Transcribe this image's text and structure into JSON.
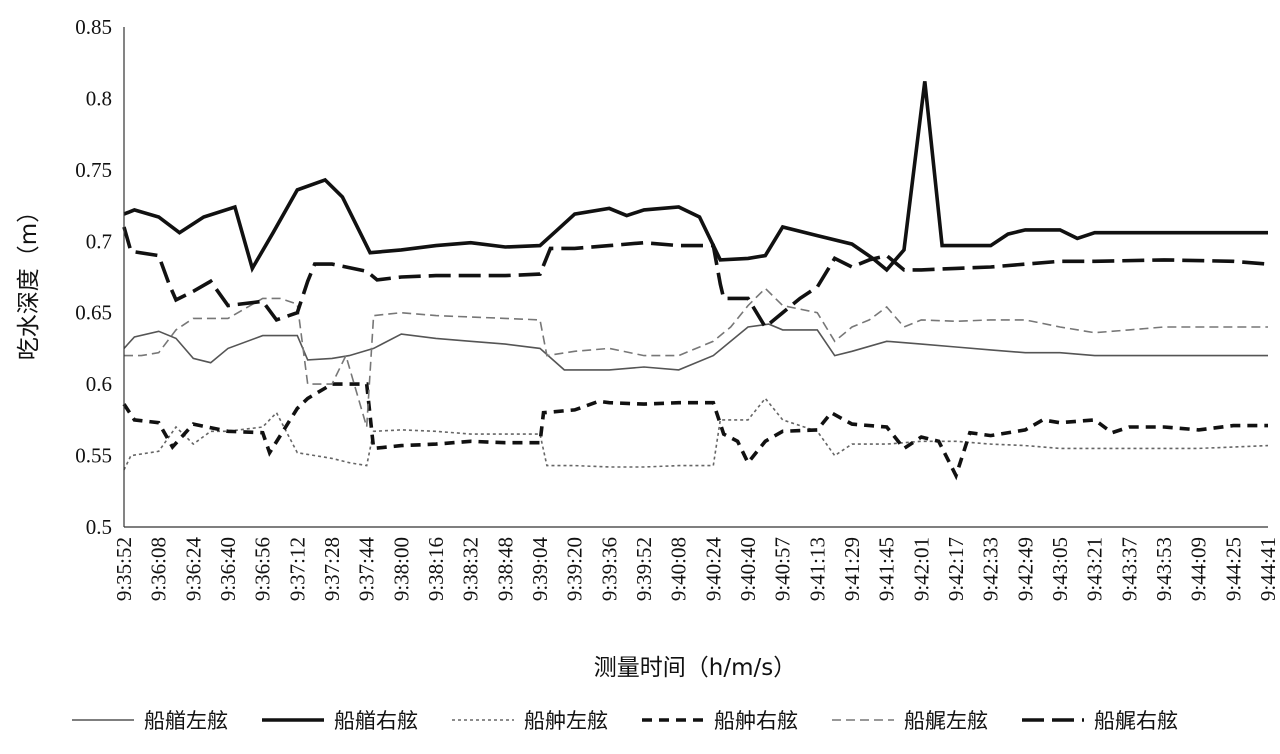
{
  "chart_data": {
    "type": "line",
    "title": "",
    "xlabel": "测量时间（h/m/s）",
    "ylabel": "吃水深度（m）",
    "ylim": [
      0.5,
      0.85
    ],
    "yticks": [
      "0.85",
      "0.8",
      "0.75",
      "0.7",
      "0.65",
      "0.6",
      "0.55",
      "0.5"
    ],
    "grid": false,
    "legend_position": "bottom",
    "categories": [
      "9:35:52",
      "9:36:08",
      "9:36:24",
      "9:36:40",
      "9:36:56",
      "9:37:12",
      "9:37:28",
      "9:37:44",
      "9:38:00",
      "9:38:16",
      "9:38:32",
      "9:38:48",
      "9:39:04",
      "9:39:20",
      "9:39:36",
      "9:39:52",
      "9:40:08",
      "9:40:24",
      "9:40:40",
      "9:40:57",
      "9:41:13",
      "9:41:29",
      "9:41:45",
      "9:42:01",
      "9:42:17",
      "9:42:33",
      "9:42:49",
      "9:43:05",
      "9:43:21",
      "9:43:37",
      "9:43:53",
      "9:44:09",
      "9:44:25",
      "9:44:41"
    ],
    "series": [
      {
        "name": "船艏左舷",
        "style": "thin-solid",
        "points": [
          [
            0,
            0.625
          ],
          [
            0.3,
            0.633
          ],
          [
            1,
            0.637
          ],
          [
            1.5,
            0.632
          ],
          [
            2,
            0.618
          ],
          [
            2.5,
            0.615
          ],
          [
            3,
            0.625
          ],
          [
            4,
            0.634
          ],
          [
            5,
            0.634
          ],
          [
            5.3,
            0.617
          ],
          [
            6,
            0.618
          ],
          [
            6.5,
            0.62
          ],
          [
            7.2,
            0.625
          ],
          [
            8,
            0.635
          ],
          [
            9,
            0.632
          ],
          [
            10,
            0.63
          ],
          [
            11,
            0.628
          ],
          [
            12,
            0.625
          ],
          [
            12.7,
            0.61
          ],
          [
            14,
            0.61
          ],
          [
            15,
            0.612
          ],
          [
            16,
            0.61
          ],
          [
            17,
            0.62
          ],
          [
            17.5,
            0.63
          ],
          [
            18,
            0.64
          ],
          [
            18.6,
            0.642
          ],
          [
            19,
            0.638
          ],
          [
            20,
            0.638
          ],
          [
            20.5,
            0.62
          ],
          [
            21,
            0.623
          ],
          [
            22,
            0.63
          ],
          [
            23,
            0.628
          ],
          [
            24,
            0.626
          ],
          [
            25,
            0.624
          ],
          [
            26,
            0.622
          ],
          [
            27,
            0.622
          ],
          [
            28,
            0.62
          ],
          [
            30,
            0.62
          ],
          [
            31,
            0.62
          ],
          [
            33,
            0.62
          ]
        ]
      },
      {
        "name": "船艏右舷",
        "style": "thick-solid",
        "points": [
          [
            0,
            0.719
          ],
          [
            0.3,
            0.722
          ],
          [
            1,
            0.717
          ],
          [
            1.6,
            0.706
          ],
          [
            2.3,
            0.717
          ],
          [
            3.2,
            0.724
          ],
          [
            3.7,
            0.681
          ],
          [
            4.3,
            0.706
          ],
          [
            5,
            0.736
          ],
          [
            5.8,
            0.743
          ],
          [
            6.3,
            0.731
          ],
          [
            7.1,
            0.692
          ],
          [
            8,
            0.694
          ],
          [
            9,
            0.697
          ],
          [
            10,
            0.699
          ],
          [
            11,
            0.696
          ],
          [
            12,
            0.697
          ],
          [
            12.5,
            0.708
          ],
          [
            13,
            0.719
          ],
          [
            14,
            0.723
          ],
          [
            14.5,
            0.718
          ],
          [
            15,
            0.722
          ],
          [
            16,
            0.724
          ],
          [
            16.6,
            0.717
          ],
          [
            17.2,
            0.687
          ],
          [
            18,
            0.688
          ],
          [
            18.5,
            0.69
          ],
          [
            19,
            0.71
          ],
          [
            20,
            0.704
          ],
          [
            21,
            0.698
          ],
          [
            21.6,
            0.688
          ],
          [
            22,
            0.68
          ],
          [
            22.5,
            0.694
          ],
          [
            23.1,
            0.812
          ],
          [
            23.6,
            0.697
          ],
          [
            24,
            0.697
          ],
          [
            25,
            0.697
          ],
          [
            25.5,
            0.705
          ],
          [
            26,
            0.708
          ],
          [
            27,
            0.708
          ],
          [
            27.5,
            0.702
          ],
          [
            28,
            0.706
          ],
          [
            33,
            0.706
          ]
        ]
      },
      {
        "name": "船舯左舷",
        "style": "thin-dotted",
        "points": [
          [
            0,
            0.54
          ],
          [
            0.2,
            0.55
          ],
          [
            1,
            0.553
          ],
          [
            1.5,
            0.57
          ],
          [
            2,
            0.558
          ],
          [
            2.5,
            0.567
          ],
          [
            3,
            0.567
          ],
          [
            4,
            0.57
          ],
          [
            4.4,
            0.58
          ],
          [
            5,
            0.552
          ],
          [
            6,
            0.548
          ],
          [
            6.5,
            0.545
          ],
          [
            7,
            0.543
          ],
          [
            7.2,
            0.567
          ],
          [
            8,
            0.568
          ],
          [
            9,
            0.567
          ],
          [
            10,
            0.565
          ],
          [
            11,
            0.565
          ],
          [
            12,
            0.565
          ],
          [
            12.2,
            0.543
          ],
          [
            13,
            0.543
          ],
          [
            14,
            0.542
          ],
          [
            15,
            0.542
          ],
          [
            16,
            0.543
          ],
          [
            17,
            0.543
          ],
          [
            17.2,
            0.575
          ],
          [
            18,
            0.575
          ],
          [
            18.5,
            0.59
          ],
          [
            19,
            0.575
          ],
          [
            20,
            0.567
          ],
          [
            20.5,
            0.55
          ],
          [
            21,
            0.558
          ],
          [
            22,
            0.558
          ],
          [
            23,
            0.56
          ],
          [
            24,
            0.56
          ],
          [
            25,
            0.558
          ],
          [
            26,
            0.557
          ],
          [
            27,
            0.555
          ],
          [
            28,
            0.555
          ],
          [
            30,
            0.555
          ],
          [
            31,
            0.555
          ],
          [
            33,
            0.557
          ]
        ]
      },
      {
        "name": "船舯右舷",
        "style": "thick-dash",
        "points": [
          [
            0,
            0.586
          ],
          [
            0.3,
            0.575
          ],
          [
            1,
            0.573
          ],
          [
            1.4,
            0.556
          ],
          [
            2,
            0.572
          ],
          [
            3,
            0.567
          ],
          [
            4,
            0.566
          ],
          [
            4.2,
            0.552
          ],
          [
            5,
            0.583
          ],
          [
            5.3,
            0.59
          ],
          [
            6,
            0.6
          ],
          [
            7,
            0.6
          ],
          [
            7.2,
            0.555
          ],
          [
            8,
            0.557
          ],
          [
            9,
            0.558
          ],
          [
            10,
            0.56
          ],
          [
            11,
            0.559
          ],
          [
            12,
            0.559
          ],
          [
            12.1,
            0.58
          ],
          [
            13,
            0.582
          ],
          [
            13.7,
            0.588
          ],
          [
            14,
            0.587
          ],
          [
            15,
            0.586
          ],
          [
            16,
            0.587
          ],
          [
            17,
            0.587
          ],
          [
            17.3,
            0.565
          ],
          [
            17.7,
            0.56
          ],
          [
            18,
            0.545
          ],
          [
            18.5,
            0.56
          ],
          [
            19,
            0.567
          ],
          [
            20,
            0.568
          ],
          [
            20.4,
            0.58
          ],
          [
            21,
            0.572
          ],
          [
            22,
            0.57
          ],
          [
            22.5,
            0.555
          ],
          [
            23,
            0.563
          ],
          [
            23.5,
            0.56
          ],
          [
            24,
            0.536
          ],
          [
            24.4,
            0.566
          ],
          [
            25,
            0.564
          ],
          [
            26,
            0.568
          ],
          [
            26.5,
            0.575
          ],
          [
            27,
            0.573
          ],
          [
            28,
            0.575
          ],
          [
            28.5,
            0.566
          ],
          [
            29,
            0.57
          ],
          [
            30,
            0.57
          ],
          [
            31,
            0.568
          ],
          [
            32,
            0.571
          ],
          [
            33,
            0.571
          ]
        ]
      },
      {
        "name": "船艉左舷",
        "style": "thin-dash",
        "points": [
          [
            0,
            0.62
          ],
          [
            0.5,
            0.62
          ],
          [
            1,
            0.622
          ],
          [
            1.5,
            0.638
          ],
          [
            2,
            0.646
          ],
          [
            3,
            0.646
          ],
          [
            4,
            0.66
          ],
          [
            4.5,
            0.66
          ],
          [
            5,
            0.656
          ],
          [
            5.3,
            0.6
          ],
          [
            6,
            0.6
          ],
          [
            6.4,
            0.62
          ],
          [
            7,
            0.57
          ],
          [
            7.2,
            0.648
          ],
          [
            8,
            0.65
          ],
          [
            9,
            0.648
          ],
          [
            10,
            0.647
          ],
          [
            11,
            0.646
          ],
          [
            12,
            0.645
          ],
          [
            12.2,
            0.62
          ],
          [
            13,
            0.623
          ],
          [
            14,
            0.625
          ],
          [
            15,
            0.62
          ],
          [
            16,
            0.62
          ],
          [
            17,
            0.63
          ],
          [
            17.5,
            0.64
          ],
          [
            18,
            0.655
          ],
          [
            18.5,
            0.667
          ],
          [
            19,
            0.655
          ],
          [
            20,
            0.65
          ],
          [
            20.5,
            0.63
          ],
          [
            21,
            0.64
          ],
          [
            21.5,
            0.645
          ],
          [
            22,
            0.654
          ],
          [
            22.5,
            0.64
          ],
          [
            23,
            0.645
          ],
          [
            24,
            0.644
          ],
          [
            25,
            0.645
          ],
          [
            26,
            0.645
          ],
          [
            27,
            0.64
          ],
          [
            28,
            0.636
          ],
          [
            29,
            0.638
          ],
          [
            30,
            0.64
          ],
          [
            31,
            0.64
          ],
          [
            32,
            0.64
          ],
          [
            33,
            0.64
          ]
        ]
      },
      {
        "name": "船艉右舷",
        "style": "thick-longdash",
        "points": [
          [
            0,
            0.71
          ],
          [
            0.2,
            0.693
          ],
          [
            1,
            0.69
          ],
          [
            1.3,
            0.67
          ],
          [
            1.5,
            0.659
          ],
          [
            2,
            0.665
          ],
          [
            2.5,
            0.672
          ],
          [
            3,
            0.655
          ],
          [
            4,
            0.658
          ],
          [
            4.4,
            0.645
          ],
          [
            5,
            0.65
          ],
          [
            5.3,
            0.672
          ],
          [
            5.5,
            0.684
          ],
          [
            6,
            0.684
          ],
          [
            7,
            0.679
          ],
          [
            7.3,
            0.673
          ],
          [
            8,
            0.675
          ],
          [
            9,
            0.676
          ],
          [
            10,
            0.676
          ],
          [
            11,
            0.676
          ],
          [
            12,
            0.677
          ],
          [
            12.3,
            0.695
          ],
          [
            13,
            0.695
          ],
          [
            14,
            0.697
          ],
          [
            15,
            0.699
          ],
          [
            16,
            0.697
          ],
          [
            17,
            0.697
          ],
          [
            17.2,
            0.67
          ],
          [
            17.3,
            0.66
          ],
          [
            18,
            0.66
          ],
          [
            18.5,
            0.64
          ],
          [
            19,
            0.65
          ],
          [
            19.5,
            0.66
          ],
          [
            20,
            0.668
          ],
          [
            20.5,
            0.688
          ],
          [
            21,
            0.682
          ],
          [
            21.5,
            0.687
          ],
          [
            22,
            0.69
          ],
          [
            22.5,
            0.68
          ],
          [
            23,
            0.68
          ],
          [
            24,
            0.681
          ],
          [
            25,
            0.682
          ],
          [
            26,
            0.684
          ],
          [
            27,
            0.686
          ],
          [
            28,
            0.686
          ],
          [
            30,
            0.687
          ],
          [
            32,
            0.686
          ],
          [
            33,
            0.684
          ]
        ]
      }
    ]
  }
}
· · · ·
Report each line in the data that holds the word "thin".

▶ Exercise output
        "style": "thin-solid",
        "style": "thin-dotted",
        "style": "thin-dash",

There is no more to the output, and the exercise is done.